Material shown:
-=-=-=-=-

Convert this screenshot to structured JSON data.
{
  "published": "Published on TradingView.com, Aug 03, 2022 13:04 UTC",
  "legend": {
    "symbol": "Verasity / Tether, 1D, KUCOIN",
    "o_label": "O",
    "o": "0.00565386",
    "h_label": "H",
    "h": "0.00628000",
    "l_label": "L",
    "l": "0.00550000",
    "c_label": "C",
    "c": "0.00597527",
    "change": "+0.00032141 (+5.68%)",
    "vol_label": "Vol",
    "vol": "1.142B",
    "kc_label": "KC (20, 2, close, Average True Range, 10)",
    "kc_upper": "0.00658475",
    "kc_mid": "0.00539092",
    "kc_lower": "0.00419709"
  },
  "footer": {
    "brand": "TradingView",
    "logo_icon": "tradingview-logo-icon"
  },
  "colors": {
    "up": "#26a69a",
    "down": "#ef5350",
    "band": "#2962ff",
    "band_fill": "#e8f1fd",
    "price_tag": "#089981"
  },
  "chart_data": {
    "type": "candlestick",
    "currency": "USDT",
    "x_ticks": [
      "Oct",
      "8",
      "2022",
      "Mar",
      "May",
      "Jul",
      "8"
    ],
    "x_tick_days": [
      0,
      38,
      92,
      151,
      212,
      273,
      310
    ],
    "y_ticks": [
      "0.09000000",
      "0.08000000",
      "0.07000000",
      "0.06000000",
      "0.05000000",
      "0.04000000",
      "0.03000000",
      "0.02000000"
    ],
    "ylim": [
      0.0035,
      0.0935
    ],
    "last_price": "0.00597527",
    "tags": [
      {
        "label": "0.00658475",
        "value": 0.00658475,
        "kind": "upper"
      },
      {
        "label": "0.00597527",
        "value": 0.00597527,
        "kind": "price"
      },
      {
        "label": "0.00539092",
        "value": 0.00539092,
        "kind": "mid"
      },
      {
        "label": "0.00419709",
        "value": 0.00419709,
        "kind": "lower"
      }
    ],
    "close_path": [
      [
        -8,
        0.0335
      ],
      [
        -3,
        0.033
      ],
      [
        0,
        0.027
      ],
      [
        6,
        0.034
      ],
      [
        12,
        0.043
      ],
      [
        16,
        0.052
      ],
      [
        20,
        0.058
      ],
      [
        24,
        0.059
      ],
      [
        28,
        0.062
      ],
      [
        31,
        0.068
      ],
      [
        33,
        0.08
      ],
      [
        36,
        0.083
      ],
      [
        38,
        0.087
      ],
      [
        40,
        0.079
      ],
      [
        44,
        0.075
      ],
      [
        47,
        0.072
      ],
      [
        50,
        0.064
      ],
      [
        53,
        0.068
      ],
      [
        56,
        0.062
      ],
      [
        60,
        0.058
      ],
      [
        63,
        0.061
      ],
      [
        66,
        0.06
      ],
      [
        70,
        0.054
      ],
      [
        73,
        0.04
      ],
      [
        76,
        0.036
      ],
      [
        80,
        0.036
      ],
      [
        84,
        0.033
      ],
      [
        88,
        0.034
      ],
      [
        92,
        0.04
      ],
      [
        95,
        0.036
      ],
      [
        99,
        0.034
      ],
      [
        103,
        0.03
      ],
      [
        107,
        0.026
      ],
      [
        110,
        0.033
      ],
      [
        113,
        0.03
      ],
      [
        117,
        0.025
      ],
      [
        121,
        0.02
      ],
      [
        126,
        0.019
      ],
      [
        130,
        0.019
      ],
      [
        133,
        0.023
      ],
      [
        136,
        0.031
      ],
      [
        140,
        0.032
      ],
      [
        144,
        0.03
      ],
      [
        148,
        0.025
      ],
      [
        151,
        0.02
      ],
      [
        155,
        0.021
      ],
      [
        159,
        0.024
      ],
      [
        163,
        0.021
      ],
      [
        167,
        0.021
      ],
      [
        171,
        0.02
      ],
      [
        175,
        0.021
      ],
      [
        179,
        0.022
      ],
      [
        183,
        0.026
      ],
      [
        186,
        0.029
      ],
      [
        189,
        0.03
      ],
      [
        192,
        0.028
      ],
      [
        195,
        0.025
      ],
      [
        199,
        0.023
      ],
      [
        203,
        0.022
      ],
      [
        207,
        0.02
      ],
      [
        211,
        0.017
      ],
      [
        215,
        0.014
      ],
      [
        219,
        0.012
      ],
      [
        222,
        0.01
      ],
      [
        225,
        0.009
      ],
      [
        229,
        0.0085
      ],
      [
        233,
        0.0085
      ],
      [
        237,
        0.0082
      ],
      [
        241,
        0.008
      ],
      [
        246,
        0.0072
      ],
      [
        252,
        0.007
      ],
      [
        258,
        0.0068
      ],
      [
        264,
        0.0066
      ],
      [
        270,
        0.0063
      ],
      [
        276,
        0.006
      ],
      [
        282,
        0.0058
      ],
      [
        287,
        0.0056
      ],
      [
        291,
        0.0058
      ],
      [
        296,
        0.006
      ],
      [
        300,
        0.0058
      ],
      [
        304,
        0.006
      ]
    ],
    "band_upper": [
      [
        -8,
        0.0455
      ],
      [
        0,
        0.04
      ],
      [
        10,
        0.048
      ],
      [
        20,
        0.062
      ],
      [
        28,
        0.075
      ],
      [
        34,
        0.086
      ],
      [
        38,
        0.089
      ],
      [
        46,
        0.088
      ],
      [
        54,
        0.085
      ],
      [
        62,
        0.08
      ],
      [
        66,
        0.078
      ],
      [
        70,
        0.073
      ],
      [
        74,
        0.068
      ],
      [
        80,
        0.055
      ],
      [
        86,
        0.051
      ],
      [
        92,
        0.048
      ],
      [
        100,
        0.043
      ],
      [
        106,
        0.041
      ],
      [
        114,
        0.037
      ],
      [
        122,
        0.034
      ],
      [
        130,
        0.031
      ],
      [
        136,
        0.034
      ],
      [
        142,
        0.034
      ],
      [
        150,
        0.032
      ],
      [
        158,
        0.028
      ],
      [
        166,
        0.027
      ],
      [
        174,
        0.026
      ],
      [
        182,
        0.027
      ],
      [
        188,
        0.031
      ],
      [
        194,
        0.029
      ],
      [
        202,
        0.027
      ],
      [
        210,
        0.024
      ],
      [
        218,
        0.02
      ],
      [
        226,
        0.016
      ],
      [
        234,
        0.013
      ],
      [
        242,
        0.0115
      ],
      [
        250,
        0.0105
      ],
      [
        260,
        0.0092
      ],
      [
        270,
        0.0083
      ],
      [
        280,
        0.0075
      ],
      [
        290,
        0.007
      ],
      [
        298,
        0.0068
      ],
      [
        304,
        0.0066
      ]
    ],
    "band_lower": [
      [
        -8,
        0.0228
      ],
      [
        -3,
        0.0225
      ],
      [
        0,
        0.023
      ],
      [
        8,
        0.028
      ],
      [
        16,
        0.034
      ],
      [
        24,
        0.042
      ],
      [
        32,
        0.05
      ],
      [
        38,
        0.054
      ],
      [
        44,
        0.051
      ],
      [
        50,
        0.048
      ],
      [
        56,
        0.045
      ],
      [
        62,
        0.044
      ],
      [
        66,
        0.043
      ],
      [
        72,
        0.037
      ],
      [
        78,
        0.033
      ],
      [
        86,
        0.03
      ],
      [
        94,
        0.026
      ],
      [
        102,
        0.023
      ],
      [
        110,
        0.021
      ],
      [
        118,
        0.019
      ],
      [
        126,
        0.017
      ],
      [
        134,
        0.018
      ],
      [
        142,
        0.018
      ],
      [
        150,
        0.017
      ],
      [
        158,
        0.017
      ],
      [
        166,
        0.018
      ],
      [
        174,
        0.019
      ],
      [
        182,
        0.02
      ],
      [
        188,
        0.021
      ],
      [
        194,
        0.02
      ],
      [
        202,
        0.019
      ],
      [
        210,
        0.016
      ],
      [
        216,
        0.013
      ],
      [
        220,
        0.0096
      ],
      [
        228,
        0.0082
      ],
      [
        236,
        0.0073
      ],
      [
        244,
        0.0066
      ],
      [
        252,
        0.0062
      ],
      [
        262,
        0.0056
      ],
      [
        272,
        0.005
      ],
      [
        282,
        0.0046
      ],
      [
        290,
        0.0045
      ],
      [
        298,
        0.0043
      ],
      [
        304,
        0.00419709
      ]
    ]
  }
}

-=-=-=-=-

Your instructions:
Find every line that has "kind" in it, then return those lines.

Solution:
        "kind": "upper"
        "kind": "price"
        "kind": "mid"
        "kind": "lower"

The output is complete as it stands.